►

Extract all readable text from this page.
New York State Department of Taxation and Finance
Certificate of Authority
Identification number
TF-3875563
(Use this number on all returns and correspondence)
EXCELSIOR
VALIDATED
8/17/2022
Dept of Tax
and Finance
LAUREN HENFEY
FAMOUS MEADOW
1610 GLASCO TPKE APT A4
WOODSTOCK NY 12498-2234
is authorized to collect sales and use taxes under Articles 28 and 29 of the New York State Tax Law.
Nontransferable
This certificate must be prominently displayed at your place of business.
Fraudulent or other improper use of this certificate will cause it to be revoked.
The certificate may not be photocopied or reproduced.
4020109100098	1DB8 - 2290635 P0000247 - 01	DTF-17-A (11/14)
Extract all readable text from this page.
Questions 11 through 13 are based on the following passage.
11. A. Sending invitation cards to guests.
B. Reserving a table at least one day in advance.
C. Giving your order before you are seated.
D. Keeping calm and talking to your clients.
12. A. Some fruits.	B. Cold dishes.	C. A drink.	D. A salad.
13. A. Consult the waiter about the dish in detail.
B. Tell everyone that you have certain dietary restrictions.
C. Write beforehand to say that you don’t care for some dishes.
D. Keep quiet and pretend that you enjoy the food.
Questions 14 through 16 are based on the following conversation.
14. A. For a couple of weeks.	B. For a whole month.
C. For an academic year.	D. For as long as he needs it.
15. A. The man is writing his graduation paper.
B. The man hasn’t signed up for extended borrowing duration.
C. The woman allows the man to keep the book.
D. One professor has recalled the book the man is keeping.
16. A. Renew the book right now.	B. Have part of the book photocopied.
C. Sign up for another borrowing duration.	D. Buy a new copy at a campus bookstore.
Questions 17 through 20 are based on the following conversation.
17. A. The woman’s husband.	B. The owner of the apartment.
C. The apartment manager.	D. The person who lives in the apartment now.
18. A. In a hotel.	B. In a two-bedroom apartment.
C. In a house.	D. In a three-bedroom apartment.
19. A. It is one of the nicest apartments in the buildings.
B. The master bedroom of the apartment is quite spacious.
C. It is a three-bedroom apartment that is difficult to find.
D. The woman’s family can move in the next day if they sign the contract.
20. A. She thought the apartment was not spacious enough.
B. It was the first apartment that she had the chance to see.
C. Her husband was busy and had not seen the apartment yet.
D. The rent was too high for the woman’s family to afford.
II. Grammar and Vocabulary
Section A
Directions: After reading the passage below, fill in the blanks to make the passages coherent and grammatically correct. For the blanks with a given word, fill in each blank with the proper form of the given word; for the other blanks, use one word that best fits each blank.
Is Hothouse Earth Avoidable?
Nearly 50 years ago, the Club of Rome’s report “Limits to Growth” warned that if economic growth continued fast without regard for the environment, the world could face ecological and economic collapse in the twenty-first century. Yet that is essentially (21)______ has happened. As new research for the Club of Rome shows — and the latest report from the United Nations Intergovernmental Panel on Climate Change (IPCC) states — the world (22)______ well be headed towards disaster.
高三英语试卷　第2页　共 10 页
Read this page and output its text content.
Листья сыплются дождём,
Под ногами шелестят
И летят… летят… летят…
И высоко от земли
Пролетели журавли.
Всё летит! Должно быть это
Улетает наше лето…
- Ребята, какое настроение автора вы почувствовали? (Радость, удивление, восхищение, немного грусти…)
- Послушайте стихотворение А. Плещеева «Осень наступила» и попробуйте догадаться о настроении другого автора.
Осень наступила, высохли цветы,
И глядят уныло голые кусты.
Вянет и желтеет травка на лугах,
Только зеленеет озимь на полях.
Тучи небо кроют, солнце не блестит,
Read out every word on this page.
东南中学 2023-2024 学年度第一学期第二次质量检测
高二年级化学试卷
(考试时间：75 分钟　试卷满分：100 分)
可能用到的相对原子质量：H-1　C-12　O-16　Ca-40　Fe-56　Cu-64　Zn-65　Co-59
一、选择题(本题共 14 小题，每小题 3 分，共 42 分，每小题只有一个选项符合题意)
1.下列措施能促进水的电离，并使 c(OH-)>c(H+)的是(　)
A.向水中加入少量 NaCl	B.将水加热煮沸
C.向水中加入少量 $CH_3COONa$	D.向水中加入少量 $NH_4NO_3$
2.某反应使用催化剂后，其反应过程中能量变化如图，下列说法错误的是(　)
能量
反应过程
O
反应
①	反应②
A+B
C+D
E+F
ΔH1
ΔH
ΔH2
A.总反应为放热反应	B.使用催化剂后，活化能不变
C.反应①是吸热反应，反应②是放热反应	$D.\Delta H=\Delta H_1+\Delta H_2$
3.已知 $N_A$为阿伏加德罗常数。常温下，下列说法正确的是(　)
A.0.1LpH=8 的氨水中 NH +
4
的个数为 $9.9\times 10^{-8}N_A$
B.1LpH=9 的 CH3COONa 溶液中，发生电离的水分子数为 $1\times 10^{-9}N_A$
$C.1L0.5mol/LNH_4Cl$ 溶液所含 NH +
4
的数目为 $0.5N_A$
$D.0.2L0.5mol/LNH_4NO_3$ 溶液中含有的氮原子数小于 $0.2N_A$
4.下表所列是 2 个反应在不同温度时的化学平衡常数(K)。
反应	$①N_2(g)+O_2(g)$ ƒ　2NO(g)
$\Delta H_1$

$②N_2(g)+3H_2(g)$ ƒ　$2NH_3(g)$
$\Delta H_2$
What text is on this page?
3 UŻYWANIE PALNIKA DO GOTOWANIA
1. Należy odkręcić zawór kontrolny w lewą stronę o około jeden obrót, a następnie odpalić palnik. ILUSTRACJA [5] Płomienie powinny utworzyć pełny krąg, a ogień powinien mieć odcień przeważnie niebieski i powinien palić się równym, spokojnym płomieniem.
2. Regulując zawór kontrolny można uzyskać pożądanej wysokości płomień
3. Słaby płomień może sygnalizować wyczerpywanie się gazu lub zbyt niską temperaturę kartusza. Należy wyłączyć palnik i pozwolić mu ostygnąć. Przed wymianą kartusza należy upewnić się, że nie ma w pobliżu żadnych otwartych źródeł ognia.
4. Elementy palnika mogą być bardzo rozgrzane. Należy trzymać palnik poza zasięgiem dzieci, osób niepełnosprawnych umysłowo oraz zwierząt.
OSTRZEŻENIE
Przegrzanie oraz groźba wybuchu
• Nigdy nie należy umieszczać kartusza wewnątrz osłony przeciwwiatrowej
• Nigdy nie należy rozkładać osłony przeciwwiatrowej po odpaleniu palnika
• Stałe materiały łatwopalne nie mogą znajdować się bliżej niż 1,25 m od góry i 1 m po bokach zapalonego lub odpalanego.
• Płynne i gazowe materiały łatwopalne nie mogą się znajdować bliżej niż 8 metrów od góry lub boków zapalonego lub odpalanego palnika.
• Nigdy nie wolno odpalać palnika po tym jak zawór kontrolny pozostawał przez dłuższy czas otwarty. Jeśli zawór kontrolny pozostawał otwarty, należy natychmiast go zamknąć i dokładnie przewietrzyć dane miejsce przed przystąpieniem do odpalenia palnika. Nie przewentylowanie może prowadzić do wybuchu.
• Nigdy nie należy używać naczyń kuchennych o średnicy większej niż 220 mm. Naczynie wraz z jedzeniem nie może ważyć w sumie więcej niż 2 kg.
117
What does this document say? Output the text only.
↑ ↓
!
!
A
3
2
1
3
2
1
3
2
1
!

◄

| Aim of the exercise |
Whenever "автора" turns up in a line, pick that line out.

| Result for this task |
- Ребята, какое настроение автора вы почувствовали? (Радость, удивление, восхищение, немного грусти…)
- Послушайте стихотворение А. Плещеева «Осень наступила» и попробуйте догадаться о настроении другого автора.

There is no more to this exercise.